**Exercise objective:** In this exercise, return the whole listing exactly, excluding any images.

**Data provided:**
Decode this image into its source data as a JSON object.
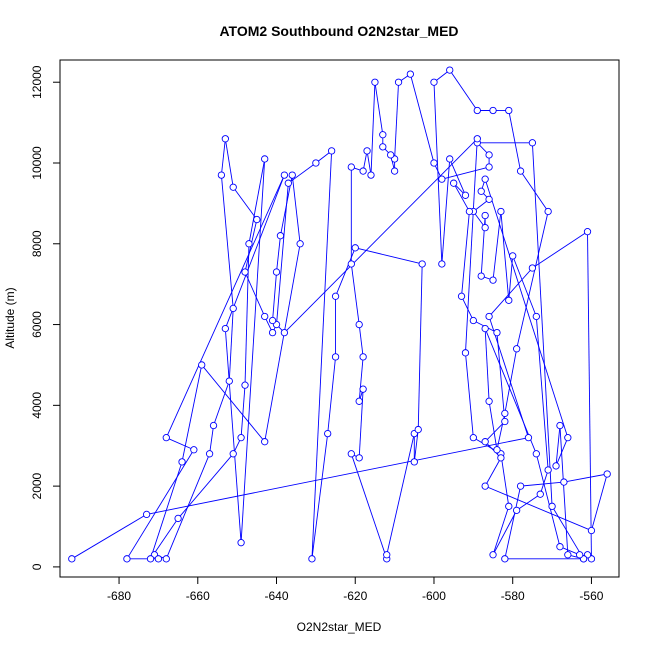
{
  "chart_data": {
    "type": "line",
    "title": "ATOM2 Southbound O2N2star_MED",
    "xlabel": "O2N2star_MED",
    "ylabel": "Altitude (m)",
    "xlim": [
      -695,
      -553
    ],
    "ylim": [
      -250,
      12550
    ],
    "xticks": [
      -680,
      -660,
      -640,
      -620,
      -600,
      -580,
      -560
    ],
    "yticks": [
      0,
      2000,
      4000,
      6000,
      8000,
      10000,
      12000
    ],
    "grid": false,
    "marker": "open-circle",
    "line_color": "#0000ff",
    "series": [
      {
        "x": [
          -692,
          -673,
          -576,
          -586,
          -575,
          -561,
          -560,
          -561,
          -562,
          -570,
          -575,
          -589,
          -586,
          -586,
          -598,
          -600,
          -606,
          -609,
          -610,
          -610,
          -611,
          -613,
          -613,
          -615,
          -616,
          -617,
          -618,
          -621,
          -621,
          -619,
          -618,
          -619,
          -618,
          -619,
          -621,
          -612,
          -612,
          -605,
          -605,
          -604,
          -603,
          -620,
          -625,
          -625,
          -627,
          -631,
          -626,
          -630,
          -637,
          -640,
          -641,
          -643,
          -648,
          -645,
          -651,
          -653,
          -654,
          -651,
          -652,
          -656,
          -657,
          -668,
          -671,
          -670,
          -678,
          -661,
          -668,
          -638,
          -653,
          -649,
          -643,
          -647,
          -648,
          -649,
          -651,
          -665,
          -672,
          -664,
          -659,
          -643,
          -634,
          -636,
          -639,
          -640,
          -641,
          -638,
          -589,
          -592,
          -590,
          -583,
          -581,
          -585,
          -579,
          -573,
          -571,
          -574,
          -580,
          -581,
          -583,
          -585,
          -588,
          -587,
          -587,
          -590,
          -586,
          -588,
          -587,
          -566,
          -569,
          -568,
          -566,
          -562,
          -582,
          -578,
          -567,
          -556,
          -560,
          -587,
          -583,
          -587,
          -582,
          -584,
          -590,
          -593,
          -591,
          -595,
          -592,
          -596,
          -598,
          -600,
          -596,
          -589,
          -585,
          -581,
          -578,
          -571,
          -579,
          -582,
          -584,
          -586,
          -587,
          -574,
          -568,
          -563
        ],
        "y": [
          200,
          1300,
          3200,
          6200,
          7400,
          8300,
          200,
          300,
          200,
          1500,
          10500,
          10500,
          10200,
          9900,
          9600,
          10000,
          12200,
          12000,
          10100,
          9800,
          10200,
          10400,
          10700,
          12000,
          9700,
          10300,
          9800,
          9900,
          7500,
          6000,
          5200,
          4100,
          4400,
          2700,
          2800,
          200,
          300,
          3300,
          2600,
          3400,
          7500,
          7900,
          6700,
          5200,
          3300,
          200,
          10300,
          10000,
          9500,
          6000,
          5800,
          6200,
          7300,
          8600,
          9400,
          10600,
          9700,
          6400,
          4600,
          3500,
          2800,
          200,
          300,
          200,
          200,
          2900,
          3200,
          9700,
          5900,
          600,
          10100,
          8000,
          4500,
          3200,
          2800,
          1200,
          200,
          2600,
          5000,
          3100,
          8000,
          9700,
          8200,
          7300,
          6100,
          5800,
          10600,
          5300,
          3200,
          2800,
          1500,
          300,
          1400,
          1800,
          2400,
          6200,
          7700,
          6600,
          8800,
          7100,
          7200,
          8700,
          8400,
          8800,
          9100,
          9300,
          9600,
          3200,
          2500,
          3500,
          300,
          200,
          200,
          2000,
          2100,
          2300,
          900,
          2000,
          2700,
          3100,
          3600,
          5800,
          6100,
          6700,
          8800,
          9500,
          9200,
          10100,
          7500,
          12000,
          12300,
          11300,
          11300,
          11300,
          9800,
          8800,
          5400,
          3800,
          2900,
          4100,
          5900,
          2800,
          500,
          300
        ]
      }
    ]
  }
}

**Correct output:**
Decode this image into its source data as a JSON object.
{
  "chart_data": {
    "type": "line",
    "title": "ATOM2 Southbound O2N2star_MED",
    "xlabel": "O2N2star_MED",
    "ylabel": "Altitude (m)",
    "xlim": [
      -695,
      -553
    ],
    "ylim": [
      -250,
      12550
    ],
    "xticks": [
      -680,
      -660,
      -640,
      -620,
      -600,
      -580,
      -560
    ],
    "yticks": [
      0,
      2000,
      4000,
      6000,
      8000,
      10000,
      12000
    ],
    "grid": false,
    "marker": "open-circle",
    "line_color": "#0000ff",
    "series": [
      {
        "x": [
          -692,
          -673,
          -576,
          -586,
          -575,
          -561,
          -560,
          -561,
          -562,
          -570,
          -575,
          -589,
          -586,
          -586,
          -598,
          -600,
          -606,
          -609,
          -610,
          -610,
          -611,
          -613,
          -613,
          -615,
          -616,
          -617,
          -618,
          -621,
          -621,
          -619,
          -618,
          -619,
          -618,
          -619,
          -621,
          -612,
          -612,
          -605,
          -605,
          -604,
          -603,
          -620,
          -625,
          -625,
          -627,
          -631,
          -626,
          -630,
          -637,
          -640,
          -641,
          -643,
          -648,
          -645,
          -651,
          -653,
          -654,
          -651,
          -652,
          -656,
          -657,
          -668,
          -671,
          -670,
          -678,
          -661,
          -668,
          -638,
          -653,
          -649,
          -643,
          -647,
          -648,
          -649,
          -651,
          -665,
          -672,
          -664,
          -659,
          -643,
          -634,
          -636,
          -639,
          -640,
          -641,
          -638,
          -589,
          -592,
          -590,
          -583,
          -581,
          -585,
          -579,
          -573,
          -571,
          -574,
          -580,
          -581,
          -583,
          -585,
          -588,
          -587,
          -587,
          -590,
          -586,
          -588,
          -587,
          -566,
          -569,
          -568,
          -566,
          -562,
          -582,
          -578,
          -567,
          -556,
          -560,
          -587,
          -583,
          -587,
          -582,
          -584,
          -590,
          -593,
          -591,
          -595,
          -592,
          -596,
          -598,
          -600,
          -596,
          -589,
          -585,
          -581,
          -578,
          -571,
          -579,
          -582,
          -584,
          -586,
          -587,
          -574,
          -568,
          -563
        ],
        "y": [
          200,
          1300,
          3200,
          6200,
          7400,
          8300,
          200,
          300,
          200,
          1500,
          10500,
          10500,
          10200,
          9900,
          9600,
          10000,
          12200,
          12000,
          10100,
          9800,
          10200,
          10400,
          10700,
          12000,
          9700,
          10300,
          9800,
          9900,
          7500,
          6000,
          5200,
          4100,
          4400,
          2700,
          2800,
          200,
          300,
          3300,
          2600,
          3400,
          7500,
          7900,
          6700,
          5200,
          3300,
          200,
          10300,
          10000,
          9500,
          6000,
          5800,
          6200,
          7300,
          8600,
          9400,
          10600,
          9700,
          6400,
          4600,
          3500,
          2800,
          200,
          300,
          200,
          200,
          2900,
          3200,
          9700,
          5900,
          600,
          10100,
          8000,
          4500,
          3200,
          2800,
          1200,
          200,
          2600,
          5000,
          3100,
          8000,
          9700,
          8200,
          7300,
          6100,
          5800,
          10600,
          5300,
          3200,
          2800,
          1500,
          300,
          1400,
          1800,
          2400,
          6200,
          7700,
          6600,
          8800,
          7100,
          7200,
          8700,
          8400,
          8800,
          9100,
          9300,
          9600,
          3200,
          2500,
          3500,
          300,
          200,
          200,
          2000,
          2100,
          2300,
          900,
          2000,
          2700,
          3100,
          3600,
          5800,
          6100,
          6700,
          8800,
          9500,
          9200,
          10100,
          7500,
          12000,
          12300,
          11300,
          11300,
          11300,
          9800,
          8800,
          5400,
          3800,
          2900,
          4100,
          5900,
          2800,
          500,
          300
        ]
      }
    ]
  }
}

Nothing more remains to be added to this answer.